● **TASK DETAILS**: Write out the full set of records exactly. Any pictures in them do not belong in the copy.

● **DATA**:
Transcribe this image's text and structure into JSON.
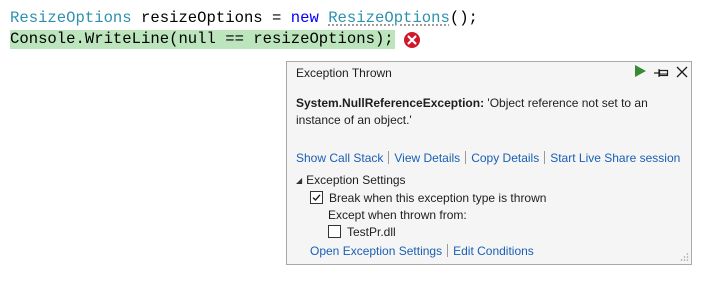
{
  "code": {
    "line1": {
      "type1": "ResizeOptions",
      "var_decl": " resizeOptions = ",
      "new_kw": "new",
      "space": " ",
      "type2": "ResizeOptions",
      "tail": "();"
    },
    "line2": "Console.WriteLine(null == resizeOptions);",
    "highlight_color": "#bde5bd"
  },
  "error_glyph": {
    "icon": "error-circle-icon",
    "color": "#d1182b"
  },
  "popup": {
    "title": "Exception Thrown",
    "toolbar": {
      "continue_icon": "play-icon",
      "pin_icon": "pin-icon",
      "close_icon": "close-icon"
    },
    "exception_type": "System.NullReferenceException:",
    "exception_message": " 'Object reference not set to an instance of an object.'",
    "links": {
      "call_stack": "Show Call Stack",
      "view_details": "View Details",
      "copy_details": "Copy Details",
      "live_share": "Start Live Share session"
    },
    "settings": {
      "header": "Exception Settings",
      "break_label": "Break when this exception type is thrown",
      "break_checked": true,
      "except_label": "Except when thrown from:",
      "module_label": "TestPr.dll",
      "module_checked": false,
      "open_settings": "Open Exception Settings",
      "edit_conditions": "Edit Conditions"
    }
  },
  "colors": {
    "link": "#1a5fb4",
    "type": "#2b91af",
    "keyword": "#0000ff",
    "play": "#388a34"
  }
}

● **THE OUTPUT**:
Transcribe this image's text and structure into JSON.
{
  "code": {
    "line1": {
      "type1": "ResizeOptions",
      "var_decl": " resizeOptions = ",
      "new_kw": "new",
      "space": " ",
      "type2": "ResizeOptions",
      "tail": "();"
    },
    "line2": "Console.WriteLine(null == resizeOptions);",
    "highlight_color": "#bde5bd"
  },
  "error_glyph": {
    "icon": "error-circle-icon",
    "color": "#d1182b"
  },
  "popup": {
    "title": "Exception Thrown",
    "toolbar": {
      "continue_icon": "play-icon",
      "pin_icon": "pin-icon",
      "close_icon": "close-icon"
    },
    "exception_type": "System.NullReferenceException:",
    "exception_message": " 'Object reference not set to an instance of an object.'",
    "links": {
      "call_stack": "Show Call Stack",
      "view_details": "View Details",
      "copy_details": "Copy Details",
      "live_share": "Start Live Share session"
    },
    "settings": {
      "header": "Exception Settings",
      "break_label": "Break when this exception type is thrown",
      "break_checked": true,
      "except_label": "Except when thrown from:",
      "module_label": "TestPr.dll",
      "module_checked": false,
      "open_settings": "Open Exception Settings",
      "edit_conditions": "Edit Conditions"
    }
  },
  "colors": {
    "link": "#1a5fb4",
    "type": "#2b91af",
    "keyword": "#0000ff",
    "play": "#388a34"
  }
}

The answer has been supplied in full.